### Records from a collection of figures
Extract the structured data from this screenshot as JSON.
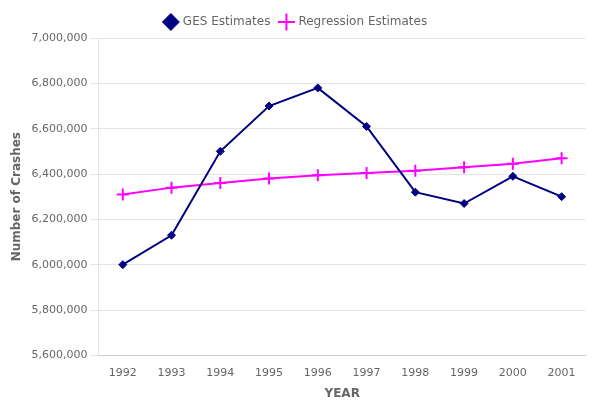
{
  "chart_data": {
    "type": "line",
    "xlabel": "YEAR",
    "ylabel": "Number of Crashes",
    "categories": [
      "1992",
      "1993",
      "1994",
      "1995",
      "1996",
      "1997",
      "1998",
      "1999",
      "2000",
      "2001"
    ],
    "series": [
      {
        "name": "GES Estimates",
        "color": "#000080",
        "marker": "diamond",
        "values": [
          6000000,
          6130000,
          6500000,
          6700000,
          6780000,
          6610000,
          6320000,
          6270000,
          6390000,
          6300000
        ]
      },
      {
        "name": "Regression Estimates",
        "color": "#FF00FF",
        "marker": "plus",
        "values": [
          6310000,
          6340000,
          6360000,
          6380000,
          6395000,
          6405000,
          6415000,
          6430000,
          6445000,
          6470000
        ]
      }
    ],
    "ylim": [
      5600000,
      7000000
    ],
    "yticks": [
      {
        "value": 5600000,
        "label": "5,600,000"
      },
      {
        "value": 5800000,
        "label": "5,800,000"
      },
      {
        "value": 6000000,
        "label": "6,000,000"
      },
      {
        "value": 6200000,
        "label": "6,200,000"
      },
      {
        "value": 6400000,
        "label": "6,400,000"
      },
      {
        "value": 6600000,
        "label": "6,600,000"
      },
      {
        "value": 6800000,
        "label": "6,800,000"
      },
      {
        "value": 7000000,
        "label": "7,000,000"
      }
    ],
    "grid": "y",
    "legend": "top"
  }
}
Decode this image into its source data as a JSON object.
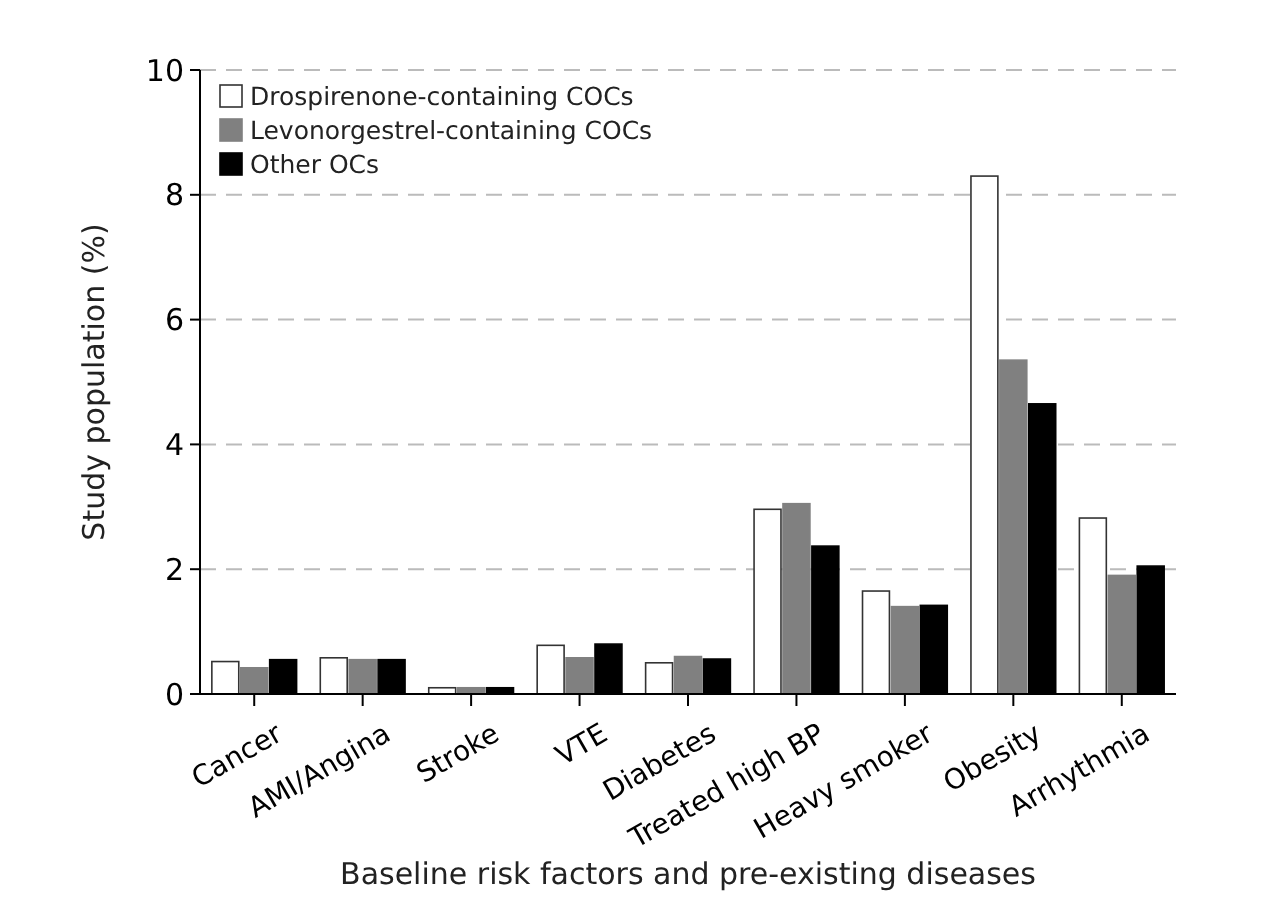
{
  "chart_data": {
    "type": "bar",
    "xlabel": "Baseline risk factors and pre-existing diseases",
    "ylabel": "Study population (%)",
    "categories": [
      "Cancer",
      "AMI/Angina",
      "Stroke",
      "VTE",
      "Diabetes",
      "Treated high BP",
      "Heavy smoker",
      "Obesity",
      "Arrhythmia"
    ],
    "series": [
      {
        "name": "Drospirenone-containing COCs",
        "color": "#ffffff",
        "values": [
          0.52,
          0.58,
          0.1,
          0.78,
          0.5,
          2.96,
          1.65,
          8.3,
          2.82
        ]
      },
      {
        "name": "Levonorgestrel-containing COCs",
        "color": "#808080",
        "values": [
          0.42,
          0.55,
          0.1,
          0.58,
          0.6,
          3.05,
          1.4,
          5.35,
          1.9
        ]
      },
      {
        "name": "Other OCs",
        "color": "#000000",
        "values": [
          0.55,
          0.55,
          0.1,
          0.8,
          0.56,
          2.37,
          1.42,
          4.65,
          2.05
        ]
      }
    ],
    "ylim": [
      0,
      10
    ],
    "yticks": [
      0,
      2,
      4,
      6,
      8,
      10
    ],
    "grid": "y",
    "legend": "top left"
  }
}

### Problem requirements
Excluding the pictures, reproduce every entry exactly as given.

### Finished task
Extract the structured data from this screenshot as JSON.
{
  "chart_data": {
    "type": "line",
    "xlabel": "YEAR",
    "ylabel": "Number of Crashes",
    "categories": [
      "1992",
      "1993",
      "1994",
      "1995",
      "1996",
      "1997",
      "1998",
      "1999",
      "2000",
      "2001"
    ],
    "series": [
      {
        "name": "GES Estimates",
        "color": "#000080",
        "marker": "diamond",
        "values": [
          6000000,
          6130000,
          6500000,
          6700000,
          6780000,
          6610000,
          6320000,
          6270000,
          6390000,
          6300000
        ]
      },
      {
        "name": "Regression Estimates",
        "color": "#FF00FF",
        "marker": "plus",
        "values": [
          6310000,
          6340000,
          6360000,
          6380000,
          6395000,
          6405000,
          6415000,
          6430000,
          6445000,
          6470000
        ]
      }
    ],
    "ylim": [
      5600000,
      7000000
    ],
    "yticks": [
      {
        "value": 5600000,
        "label": "5,600,000"
      },
      {
        "value": 5800000,
        "label": "5,800,000"
      },
      {
        "value": 6000000,
        "label": "6,000,000"
      },
      {
        "value": 6200000,
        "label": "6,200,000"
      },
      {
        "value": 6400000,
        "label": "6,400,000"
      },
      {
        "value": 6600000,
        "label": "6,600,000"
      },
      {
        "value": 6800000,
        "label": "6,800,000"
      },
      {
        "value": 7000000,
        "label": "7,000,000"
      }
    ],
    "grid": "y",
    "legend": "top"
  }
}
Decode this image into its source data as a JSON object.
{
  "chart_data": {
    "type": "bar",
    "xlabel": "Baseline risk factors and pre-existing diseases",
    "ylabel": "Study population (%)",
    "categories": [
      "Cancer",
      "AMI/Angina",
      "Stroke",
      "VTE",
      "Diabetes",
      "Treated high BP",
      "Heavy smoker",
      "Obesity",
      "Arrhythmia"
    ],
    "series": [
      {
        "name": "Drospirenone-containing COCs",
        "color": "#ffffff",
        "values": [
          0.52,
          0.58,
          0.1,
          0.78,
          0.5,
          2.96,
          1.65,
          8.3,
          2.82
        ]
      },
      {
        "name": "Levonorgestrel-containing COCs",
        "color": "#808080",
        "values": [
          0.42,
          0.55,
          0.1,
          0.58,
          0.6,
          3.05,
          1.4,
          5.35,
          1.9
        ]
      },
      {
        "name": "Other OCs",
        "color": "#000000",
        "values": [
          0.55,
          0.55,
          0.1,
          0.8,
          0.56,
          2.37,
          1.42,
          4.65,
          2.05
        ]
      }
    ],
    "ylim": [
      0,
      10
    ],
    "yticks": [
      0,
      2,
      4,
      6,
      8,
      10
    ],
    "grid": "y",
    "legend": "top left"
  }
}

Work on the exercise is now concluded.